* Start Excerpted records *
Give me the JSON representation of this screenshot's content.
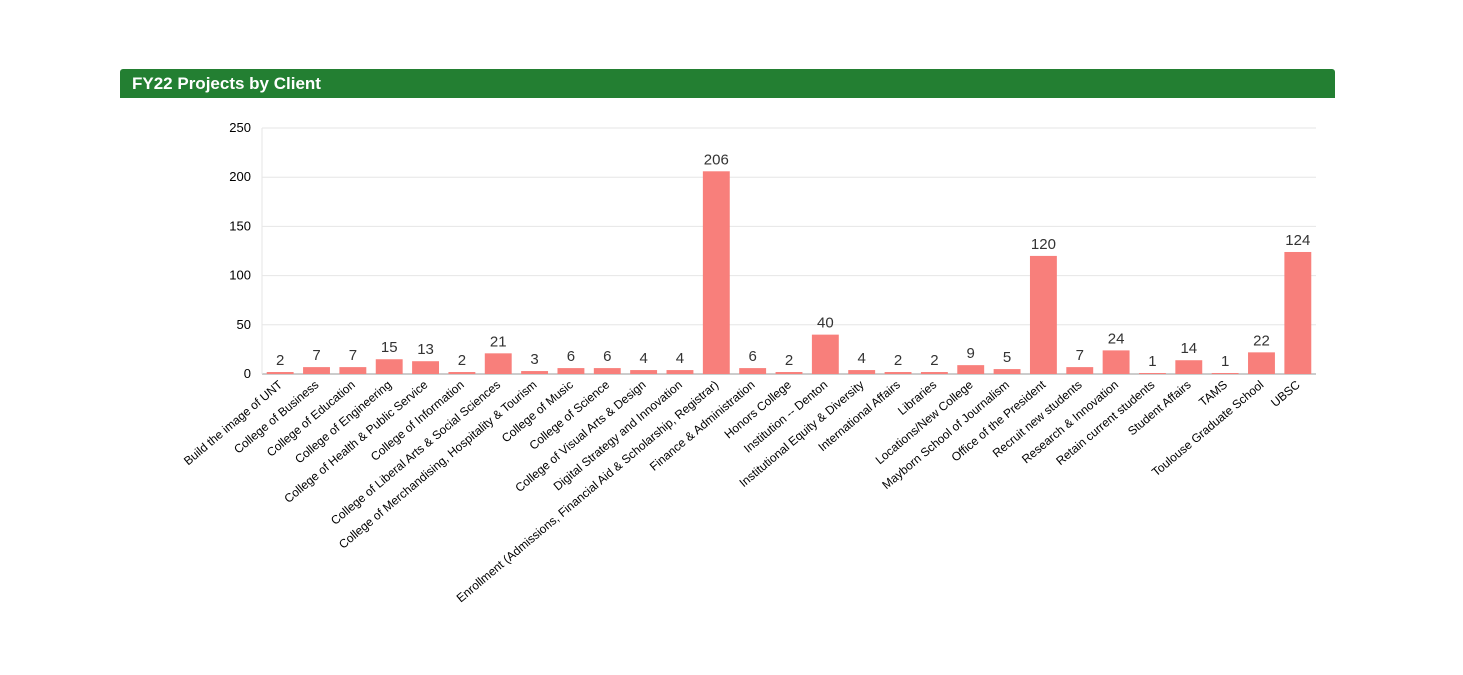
{
  "panel": {
    "title": "FY22 Projects by Client"
  },
  "colors": {
    "header_bg": "#237f32",
    "bar_fill": "#f87f7b",
    "gridline": "#e6e6e6",
    "axis_line": "#999999",
    "label_text": "#333333"
  },
  "chart_data": {
    "type": "bar",
    "title": "",
    "xlabel": "",
    "ylabel": "",
    "ylim": [
      0,
      250
    ],
    "yticks": [
      0,
      50,
      100,
      150,
      200,
      250
    ],
    "grid": true,
    "legend": "none",
    "categories": [
      "Build the image of UNT",
      "College of Business",
      "College of Education",
      "College of Engineering",
      "College of Health & Public Service",
      "College of Information",
      "College of Liberal Arts & Social Sciences",
      "College of Merchandising, Hospitality & Tourism",
      "College of Music",
      "College of Science",
      "College of Visual Arts & Design",
      "Digital Strategy and Innovation",
      "Enrollment (Admissions, Financial Aid & Scholarship, Registrar)",
      "Finance & Administration",
      "Honors College",
      "Institution -- Denton",
      "Institutional Equity & Diversity",
      "International Affairs",
      "Libraries",
      "Locations/New College",
      "Mayborn School of Journalism",
      "Office of the President",
      "Recruit new students",
      "Research & Innovation",
      "Retain current students",
      "Student Affairs",
      "TAMS",
      "Toulouse Graduate School",
      "UBSC"
    ],
    "values": [
      2,
      7,
      7,
      15,
      13,
      2,
      21,
      3,
      6,
      6,
      4,
      4,
      206,
      6,
      2,
      40,
      4,
      2,
      2,
      9,
      5,
      120,
      7,
      24,
      1,
      14,
      1,
      22,
      124
    ]
  }
}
* End Excerpted records *
## What to work on
Return all of the data exactly as written, and drop the pictures.

## Final result
Give me the JSON representation of this screenshot's content.
{
  "panel": {
    "title": "FY22 Projects by Client"
  },
  "colors": {
    "header_bg": "#237f32",
    "bar_fill": "#f87f7b",
    "gridline": "#e6e6e6",
    "axis_line": "#999999",
    "label_text": "#333333"
  },
  "chart_data": {
    "type": "bar",
    "title": "",
    "xlabel": "",
    "ylabel": "",
    "ylim": [
      0,
      250
    ],
    "yticks": [
      0,
      50,
      100,
      150,
      200,
      250
    ],
    "grid": true,
    "legend": "none",
    "categories": [
      "Build the image of UNT",
      "College of Business",
      "College of Education",
      "College of Engineering",
      "College of Health & Public Service",
      "College of Information",
      "College of Liberal Arts & Social Sciences",
      "College of Merchandising, Hospitality & Tourism",
      "College of Music",
      "College of Science",
      "College of Visual Arts & Design",
      "Digital Strategy and Innovation",
      "Enrollment (Admissions, Financial Aid & Scholarship, Registrar)",
      "Finance & Administration",
      "Honors College",
      "Institution -- Denton",
      "Institutional Equity & Diversity",
      "International Affairs",
      "Libraries",
      "Locations/New College",
      "Mayborn School of Journalism",
      "Office of the President",
      "Recruit new students",
      "Research & Innovation",
      "Retain current students",
      "Student Affairs",
      "TAMS",
      "Toulouse Graduate School",
      "UBSC"
    ],
    "values": [
      2,
      7,
      7,
      15,
      13,
      2,
      21,
      3,
      6,
      6,
      4,
      4,
      206,
      6,
      2,
      40,
      4,
      2,
      2,
      9,
      5,
      120,
      7,
      24,
      1,
      14,
      1,
      22,
      124
    ]
  }
}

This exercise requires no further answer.